* PAGE EXCERPT *
A Streetcar Named Desire
was not just a play—it was an event. Its frank treatment of sophisticated sexual themes marked it as part of a powerful new current in American society and cultural life. Even the plot seemed emblematic—the brutal assault on Blanche’s prim, Victorian pretensions by Stanley’s primal sexuality. Every night on Broadway the audience would leave the theater visibly shaken—not only in response to Blanche’s tragic breakdown, but also in some small way, perhaps, because they had gotten a glimpse of the violent changes just beginning to transform their own culture and lives.

That
Streetcar,
first on Broadway and then on film, seemed to transcend a mere theatrical triumph to become a cultural benchmark was due to three remarkable talents, all then at that zenith of their powers: Tennessee Williams, perhaps the greatest American playwright; Marlon Brando, the most original American actor of his time; and finally Elia Kazan, the great director. The cumulative force of these three men caused an explosion that shattered the pleasant conventions of American life. Different though they were in many ways, all three were outsiders, liberated by the changing times and eager to assault existing conventions.

Williams was gay, his private life an open secret. Kazan was a Greek-American, driven by the feverish energy of the outsider looking in. Brando was a self-invented outsider, a middle-class American who scorned the conventions of middle-class life.
Streetcar
derived its vitality from the talents of all three, and the person who realized that from the start was Williams. After a long, arduous apprenticeship as a playwright, he achieved a major success with
The Glass Menagerie.

* DATASET EXTRACT *
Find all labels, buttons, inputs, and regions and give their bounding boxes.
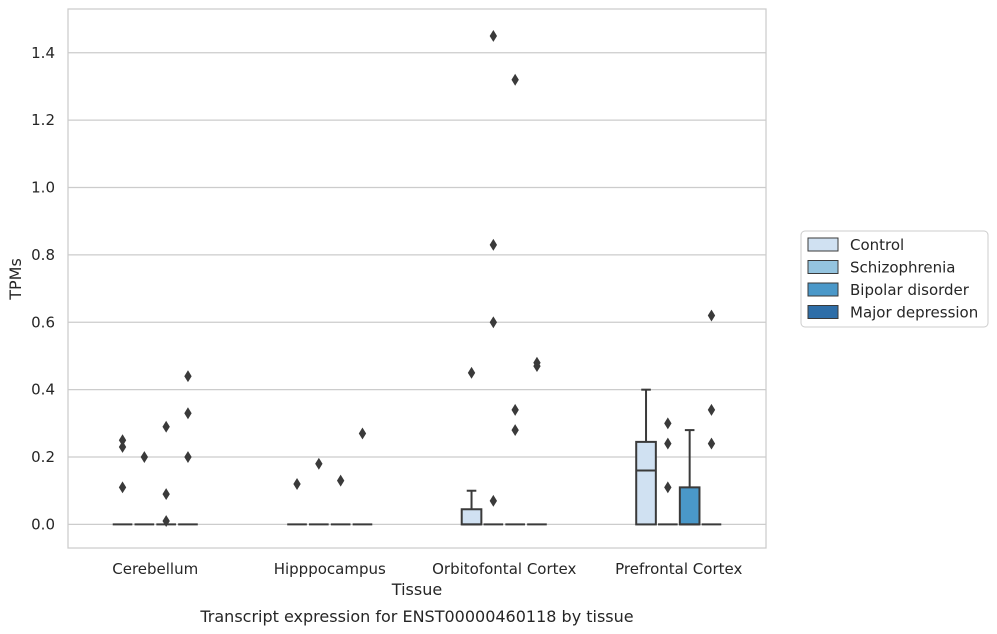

* REQUIRED TASKS *
1. Summarize the passage on A Streetcar Named Desire in two sentences.
2. In the passage on A Streetcar Named Desire, what kind of outsider is Brando said to be?
3. Continue the passage on A Streetcar Named Desire from the point where it stops.

* ANSWER LIST *
1. A Streetcar Named Desire was more than a play; its frank sexual themes and the clash between Blanche and Stanley reflected deep changes starting to reshape American culture, and Broadway audiences left visibly shaken. Its standing as a cultural benchmark came from three outsiders at the height of their powers, Tennessee Williams, Marlon Brando and Elia Kazan, who were eager to attack existing conventions.

2. A self-invented outsider, a middle-class American who scorned the conventions of middle-class life.

3.
For
Streetcar
he passionately pursued Kazan, although at that point hardly the best known or preeminent director on Broadway. Still, Williams was certain he could put over the poetic vision of his play. Williams recognized his own limitations, and in a letter to Kazan he wrote: “... The cloudy dream type, which I admit to being, needs the complementary eye of the more objective and dynamic worker. I believe you are also a dreamer. There are dreamy touches in your direction which are vastly provocative, but you have the dynamism my works need.”

With
Streetcar,
Williams made the unsayable sayable, the forbidden legitimate. The playwright seemed to have a natural instinct for violating convention: On the eve of the New Haven opening of
Streetcar
he went to the home of Thornton Wilder, then a formidable if rather conservative figure in the American theater. There, Williams remembered, Wilder explained (as if holding “a papal audience”) that the play was “based on a fatally mistaken premise. No female who has ever been such a lady [he was referring to Stella] could possibly marry a vulgarian such as Stanley.” Listening to this dismissal of his work, Williams thought to himself of Wilder, “This character has never had a good lay.”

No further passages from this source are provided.